EXERCISE -> Reproduce the data below word for word, starting at its first line and stopping after the line that contains "32, 685, 82]".

======== MATERIAL PROVIDED ========

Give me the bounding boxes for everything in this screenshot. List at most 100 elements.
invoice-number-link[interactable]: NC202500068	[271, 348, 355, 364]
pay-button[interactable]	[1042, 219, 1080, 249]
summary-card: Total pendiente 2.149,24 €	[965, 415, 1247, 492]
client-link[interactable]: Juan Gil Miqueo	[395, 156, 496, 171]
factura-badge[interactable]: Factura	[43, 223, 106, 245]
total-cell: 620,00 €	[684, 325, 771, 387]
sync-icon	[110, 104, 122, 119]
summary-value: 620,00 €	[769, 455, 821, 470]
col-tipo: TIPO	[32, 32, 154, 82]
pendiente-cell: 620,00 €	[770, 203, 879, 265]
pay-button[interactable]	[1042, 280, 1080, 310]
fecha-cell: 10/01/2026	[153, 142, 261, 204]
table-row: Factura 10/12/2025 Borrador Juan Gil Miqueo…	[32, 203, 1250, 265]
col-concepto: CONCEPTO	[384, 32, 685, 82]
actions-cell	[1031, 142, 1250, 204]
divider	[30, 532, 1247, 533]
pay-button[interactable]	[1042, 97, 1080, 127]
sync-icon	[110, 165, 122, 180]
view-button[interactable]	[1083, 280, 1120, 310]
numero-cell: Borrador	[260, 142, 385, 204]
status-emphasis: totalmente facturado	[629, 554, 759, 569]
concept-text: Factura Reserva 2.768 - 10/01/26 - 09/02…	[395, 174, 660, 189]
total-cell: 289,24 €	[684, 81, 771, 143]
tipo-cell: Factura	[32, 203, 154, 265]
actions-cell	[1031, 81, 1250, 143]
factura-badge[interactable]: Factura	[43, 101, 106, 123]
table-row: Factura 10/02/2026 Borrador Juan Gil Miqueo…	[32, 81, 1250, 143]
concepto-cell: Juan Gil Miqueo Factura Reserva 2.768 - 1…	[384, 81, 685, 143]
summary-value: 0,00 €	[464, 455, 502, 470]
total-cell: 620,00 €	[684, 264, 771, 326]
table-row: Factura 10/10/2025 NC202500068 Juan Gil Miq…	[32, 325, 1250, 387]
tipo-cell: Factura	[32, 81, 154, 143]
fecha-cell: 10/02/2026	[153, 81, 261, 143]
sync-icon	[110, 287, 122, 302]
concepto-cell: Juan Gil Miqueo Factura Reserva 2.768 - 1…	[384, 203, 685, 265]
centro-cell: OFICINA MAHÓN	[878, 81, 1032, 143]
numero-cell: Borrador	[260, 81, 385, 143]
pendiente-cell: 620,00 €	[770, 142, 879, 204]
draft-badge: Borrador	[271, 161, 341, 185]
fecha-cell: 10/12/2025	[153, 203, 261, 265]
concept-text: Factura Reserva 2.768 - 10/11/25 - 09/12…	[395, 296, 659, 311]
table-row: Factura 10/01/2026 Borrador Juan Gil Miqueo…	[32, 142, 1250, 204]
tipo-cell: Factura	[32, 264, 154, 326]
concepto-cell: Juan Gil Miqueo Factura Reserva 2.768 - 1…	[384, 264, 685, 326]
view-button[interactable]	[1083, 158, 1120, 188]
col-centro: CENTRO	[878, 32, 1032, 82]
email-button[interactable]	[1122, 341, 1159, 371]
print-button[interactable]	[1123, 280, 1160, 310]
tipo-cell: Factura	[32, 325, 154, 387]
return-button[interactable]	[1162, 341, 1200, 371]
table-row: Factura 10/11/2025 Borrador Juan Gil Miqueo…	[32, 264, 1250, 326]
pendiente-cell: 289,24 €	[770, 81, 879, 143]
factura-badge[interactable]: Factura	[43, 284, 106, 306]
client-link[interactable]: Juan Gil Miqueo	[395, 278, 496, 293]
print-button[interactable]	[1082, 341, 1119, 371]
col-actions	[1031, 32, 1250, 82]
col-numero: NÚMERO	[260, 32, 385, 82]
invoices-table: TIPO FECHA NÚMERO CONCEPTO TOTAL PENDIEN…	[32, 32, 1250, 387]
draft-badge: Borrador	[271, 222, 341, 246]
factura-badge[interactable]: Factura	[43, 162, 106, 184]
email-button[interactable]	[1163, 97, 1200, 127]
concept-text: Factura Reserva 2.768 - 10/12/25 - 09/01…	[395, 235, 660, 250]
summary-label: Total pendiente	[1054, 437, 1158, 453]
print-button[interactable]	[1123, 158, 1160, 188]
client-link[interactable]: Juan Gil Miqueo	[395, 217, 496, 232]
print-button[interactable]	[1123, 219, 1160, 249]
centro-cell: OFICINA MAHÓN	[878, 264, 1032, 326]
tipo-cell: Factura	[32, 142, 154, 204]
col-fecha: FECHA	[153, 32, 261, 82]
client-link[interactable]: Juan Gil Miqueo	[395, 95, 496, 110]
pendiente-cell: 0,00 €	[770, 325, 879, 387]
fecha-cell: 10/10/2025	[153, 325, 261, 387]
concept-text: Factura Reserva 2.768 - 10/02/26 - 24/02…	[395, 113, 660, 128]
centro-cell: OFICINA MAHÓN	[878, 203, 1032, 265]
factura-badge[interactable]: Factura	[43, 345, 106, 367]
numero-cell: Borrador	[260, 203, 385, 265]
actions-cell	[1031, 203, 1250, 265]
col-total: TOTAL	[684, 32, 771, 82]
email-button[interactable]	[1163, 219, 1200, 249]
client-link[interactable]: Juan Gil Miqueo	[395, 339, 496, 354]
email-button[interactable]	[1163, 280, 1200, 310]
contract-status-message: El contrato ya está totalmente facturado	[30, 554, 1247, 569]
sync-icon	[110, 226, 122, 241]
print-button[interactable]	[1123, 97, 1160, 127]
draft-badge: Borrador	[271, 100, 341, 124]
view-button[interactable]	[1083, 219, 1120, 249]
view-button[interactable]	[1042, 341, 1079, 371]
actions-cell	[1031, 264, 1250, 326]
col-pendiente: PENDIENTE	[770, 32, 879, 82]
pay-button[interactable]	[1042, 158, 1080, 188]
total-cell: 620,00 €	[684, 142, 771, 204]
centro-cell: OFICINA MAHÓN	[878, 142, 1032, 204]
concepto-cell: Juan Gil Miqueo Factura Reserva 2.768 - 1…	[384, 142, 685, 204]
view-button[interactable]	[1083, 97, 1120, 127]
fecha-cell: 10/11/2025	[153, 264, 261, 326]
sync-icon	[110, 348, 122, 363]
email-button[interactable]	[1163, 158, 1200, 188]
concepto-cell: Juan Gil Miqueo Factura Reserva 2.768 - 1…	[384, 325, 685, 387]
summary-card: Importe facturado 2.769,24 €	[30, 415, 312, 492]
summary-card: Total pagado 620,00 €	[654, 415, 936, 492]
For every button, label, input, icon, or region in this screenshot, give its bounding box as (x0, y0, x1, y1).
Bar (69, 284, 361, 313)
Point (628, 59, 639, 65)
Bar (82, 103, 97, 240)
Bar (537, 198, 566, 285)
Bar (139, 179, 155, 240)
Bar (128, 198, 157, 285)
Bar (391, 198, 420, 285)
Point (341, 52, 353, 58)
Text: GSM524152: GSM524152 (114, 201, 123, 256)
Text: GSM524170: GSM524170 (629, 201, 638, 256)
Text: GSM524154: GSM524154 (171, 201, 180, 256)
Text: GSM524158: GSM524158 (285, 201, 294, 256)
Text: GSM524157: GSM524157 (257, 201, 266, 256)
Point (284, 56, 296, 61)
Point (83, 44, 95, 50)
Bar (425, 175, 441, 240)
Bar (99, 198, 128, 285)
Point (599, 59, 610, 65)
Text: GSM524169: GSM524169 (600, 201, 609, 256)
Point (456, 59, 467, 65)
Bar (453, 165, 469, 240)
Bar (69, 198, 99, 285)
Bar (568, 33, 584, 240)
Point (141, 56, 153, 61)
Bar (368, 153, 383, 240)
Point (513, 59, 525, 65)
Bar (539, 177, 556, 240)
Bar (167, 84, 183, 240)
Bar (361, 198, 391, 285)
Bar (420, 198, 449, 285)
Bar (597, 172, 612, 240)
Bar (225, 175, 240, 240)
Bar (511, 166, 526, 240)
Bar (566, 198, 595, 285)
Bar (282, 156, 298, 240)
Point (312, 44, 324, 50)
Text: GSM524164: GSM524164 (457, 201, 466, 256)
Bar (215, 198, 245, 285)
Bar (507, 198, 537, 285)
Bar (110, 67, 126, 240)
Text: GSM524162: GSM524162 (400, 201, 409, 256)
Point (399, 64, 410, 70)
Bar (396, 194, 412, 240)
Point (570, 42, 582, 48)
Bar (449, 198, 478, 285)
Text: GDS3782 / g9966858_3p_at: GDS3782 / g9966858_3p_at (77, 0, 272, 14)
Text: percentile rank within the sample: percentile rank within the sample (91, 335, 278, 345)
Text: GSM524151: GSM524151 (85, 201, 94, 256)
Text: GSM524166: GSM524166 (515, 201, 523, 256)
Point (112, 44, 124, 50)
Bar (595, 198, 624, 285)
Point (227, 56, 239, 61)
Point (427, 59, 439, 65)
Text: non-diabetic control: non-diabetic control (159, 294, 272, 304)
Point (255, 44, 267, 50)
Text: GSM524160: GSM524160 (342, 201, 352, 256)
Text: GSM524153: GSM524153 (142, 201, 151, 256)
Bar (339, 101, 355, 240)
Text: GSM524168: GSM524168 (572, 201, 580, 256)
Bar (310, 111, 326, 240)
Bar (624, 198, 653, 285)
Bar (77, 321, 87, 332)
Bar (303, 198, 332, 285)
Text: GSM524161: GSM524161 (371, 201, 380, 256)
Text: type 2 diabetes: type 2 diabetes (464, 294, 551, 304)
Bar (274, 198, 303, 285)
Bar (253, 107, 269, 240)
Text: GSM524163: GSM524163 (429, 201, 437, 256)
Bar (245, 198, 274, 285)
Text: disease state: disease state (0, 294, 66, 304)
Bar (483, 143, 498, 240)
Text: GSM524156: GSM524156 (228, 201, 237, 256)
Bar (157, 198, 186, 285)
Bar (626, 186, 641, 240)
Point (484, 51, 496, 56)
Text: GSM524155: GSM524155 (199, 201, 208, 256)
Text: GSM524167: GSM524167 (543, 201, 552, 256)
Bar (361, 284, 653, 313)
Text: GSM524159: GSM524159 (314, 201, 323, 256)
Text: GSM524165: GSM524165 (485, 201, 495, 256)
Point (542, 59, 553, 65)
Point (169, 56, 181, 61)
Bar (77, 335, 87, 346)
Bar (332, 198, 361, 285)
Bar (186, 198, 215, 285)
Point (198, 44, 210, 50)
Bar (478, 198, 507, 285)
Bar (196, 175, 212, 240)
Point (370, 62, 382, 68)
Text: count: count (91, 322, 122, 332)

========

WORKED SOLUTION ->
Give me the bounding boxes for everything in this screenshot. List at most 100 elements.
invoice-number-link[interactable]: NC202500068	[271, 348, 355, 364]
pay-button[interactable]	[1042, 219, 1080, 249]
summary-card: Total pendiente 2.149,24 €	[965, 415, 1247, 492]
client-link[interactable]: Juan Gil Miqueo	[395, 156, 496, 171]
factura-badge[interactable]: Factura	[43, 223, 106, 245]
total-cell: 620,00 €	[684, 325, 771, 387]
sync-icon	[110, 104, 122, 119]
summary-value: 620,00 €	[769, 455, 821, 470]
col-tipo: TIPO	[32, 32, 154, 82]
pendiente-cell: 620,00 €	[770, 203, 879, 265]
pay-button[interactable]	[1042, 280, 1080, 310]
fecha-cell: 10/01/2026	[153, 142, 261, 204]
table-row: Factura 10/12/2025 Borrador Juan Gil Miqueo…	[32, 203, 1250, 265]
col-concepto: CONCEPTO	[384, 32, 685, 82]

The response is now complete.